◆ Work to be completed:
Return all of the entries exactly, with nothing added or left out.

┌─ The data

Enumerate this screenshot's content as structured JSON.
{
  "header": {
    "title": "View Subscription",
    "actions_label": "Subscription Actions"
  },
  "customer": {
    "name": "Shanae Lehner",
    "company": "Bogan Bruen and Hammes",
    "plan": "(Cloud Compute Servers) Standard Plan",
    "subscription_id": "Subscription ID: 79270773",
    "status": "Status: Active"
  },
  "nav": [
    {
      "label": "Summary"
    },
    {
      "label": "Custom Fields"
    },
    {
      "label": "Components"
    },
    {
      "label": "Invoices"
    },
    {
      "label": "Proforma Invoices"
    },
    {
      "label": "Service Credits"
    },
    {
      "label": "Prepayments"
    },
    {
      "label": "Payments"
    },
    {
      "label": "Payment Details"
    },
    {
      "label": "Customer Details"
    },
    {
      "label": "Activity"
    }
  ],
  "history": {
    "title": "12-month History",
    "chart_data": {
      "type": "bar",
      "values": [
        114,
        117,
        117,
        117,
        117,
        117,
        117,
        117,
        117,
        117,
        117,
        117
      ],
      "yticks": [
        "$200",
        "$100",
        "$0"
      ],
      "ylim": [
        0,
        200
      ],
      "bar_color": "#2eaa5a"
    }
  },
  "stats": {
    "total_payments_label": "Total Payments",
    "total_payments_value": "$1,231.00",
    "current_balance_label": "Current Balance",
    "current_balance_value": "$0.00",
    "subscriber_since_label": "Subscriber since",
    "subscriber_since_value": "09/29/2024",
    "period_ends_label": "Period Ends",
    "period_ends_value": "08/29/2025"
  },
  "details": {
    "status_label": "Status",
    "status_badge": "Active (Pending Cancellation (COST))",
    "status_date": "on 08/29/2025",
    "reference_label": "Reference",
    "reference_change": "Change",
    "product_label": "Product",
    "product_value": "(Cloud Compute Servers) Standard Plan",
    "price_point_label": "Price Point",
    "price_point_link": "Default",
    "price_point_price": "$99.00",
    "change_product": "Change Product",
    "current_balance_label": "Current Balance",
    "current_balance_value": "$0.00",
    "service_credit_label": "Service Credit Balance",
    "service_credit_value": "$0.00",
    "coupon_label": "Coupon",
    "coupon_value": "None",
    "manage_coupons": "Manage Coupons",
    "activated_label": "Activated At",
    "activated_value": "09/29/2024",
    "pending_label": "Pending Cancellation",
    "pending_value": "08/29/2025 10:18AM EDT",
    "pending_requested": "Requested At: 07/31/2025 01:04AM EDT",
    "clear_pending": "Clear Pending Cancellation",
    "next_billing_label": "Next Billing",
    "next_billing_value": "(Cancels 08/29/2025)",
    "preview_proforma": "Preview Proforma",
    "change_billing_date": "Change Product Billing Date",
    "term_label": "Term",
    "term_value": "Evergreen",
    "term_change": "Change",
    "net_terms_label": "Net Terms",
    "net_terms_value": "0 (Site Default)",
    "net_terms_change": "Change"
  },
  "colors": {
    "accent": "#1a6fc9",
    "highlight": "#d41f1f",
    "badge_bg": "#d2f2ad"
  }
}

└─

◆ Result for this exercise:
Enumerate this screenshot's content as structured JSON.
{
  "header": {
    "title": "View Subscription",
    "actions_label": "Subscription Actions"
  },
  "customer": {
    "name": "Shanae Lehner",
    "company": "Bogan Bruen and Hammes",
    "plan": "(Cloud Compute Servers) Standard Plan",
    "subscription_id": "Subscription ID: 79270773",
    "status": "Status: Active"
  },
  "nav": [
    {
      "label": "Summary"
    },
    {
      "label": "Custom Fields"
    },
    {
      "label": "Components"
    },
    {
      "label": "Invoices"
    },
    {
      "label": "Proforma Invoices"
    },
    {
      "label": "Service Credits"
    },
    {
      "label": "Prepayments"
    },
    {
      "label": "Payments"
    },
    {
      "label": "Payment Details"
    },
    {
      "label": "Customer Details"
    },
    {
      "label": "Activity"
    }
  ],
  "history": {
    "title": "12-month History",
    "chart_data": {
      "type": "bar",
      "values": [
        114,
        117,
        117,
        117,
        117,
        117,
        117,
        117,
        117,
        117,
        117,
        117
      ],
      "yticks": [
        "$200",
        "$100",
        "$0"
      ],
      "ylim": [
        0,
        200
      ],
      "bar_color": "#2eaa5a"
    }
  },
  "stats": {
    "total_payments_label": "Total Payments",
    "total_payments_value": "$1,231.00",
    "current_balance_label": "Current Balance",
    "current_balance_value": "$0.00",
    "subscriber_since_label": "Subscriber since",
    "subscriber_since_value": "09/29/2024",
    "period_ends_label": "Period Ends",
    "period_ends_value": "08/29/2025"
  },
  "details": {
    "status_label": "Status",
    "status_badge": "Active (Pending Cancellation (COST))",
    "status_date": "on 08/29/2025",
    "reference_label": "Reference",
    "reference_change": "Change",
    "product_label": "Product",
    "product_value": "(Cloud Compute Servers) Standard Plan",
    "price_point_label": "Price Point",
    "price_point_link": "Default",
    "price_point_price": "$99.00",
    "change_product": "Change Product",
    "current_balance_label": "Current Balance",
    "current_balance_value": "$0.00",
    "service_credit_label": "Service Credit Balance",
    "service_credit_value": "$0.00",
    "coupon_label": "Coupon",
    "coupon_value": "None",
    "manage_coupons": "Manage Coupons",
    "activated_label": "Activated At",
    "activated_value": "09/29/2024",
    "pending_label": "Pending Cancellation",
    "pending_value": "08/29/2025 10:18AM EDT",
    "pending_requested": "Requested At: 07/31/2025 01:04AM EDT",
    "clear_pending": "Clear Pending Cancellation",
    "next_billing_label": "Next Billing",
    "next_billing_value": "(Cancels 08/29/2025)",
    "preview_proforma": "Preview Proforma",
    "change_billing_date": "Change Product Billing Date",
    "term_label": "Term",
    "term_value": "Evergreen",
    "term_change": "Change",
    "net_terms_label": "Net Terms",
    "net_terms_value": "0 (Site Default)",
    "net_terms_change": "Change"
  },
  "colors": {
    "accent": "#1a6fc9",
    "highlight": "#d41f1f",
    "badge_bg": "#d2f2ad"
  }
}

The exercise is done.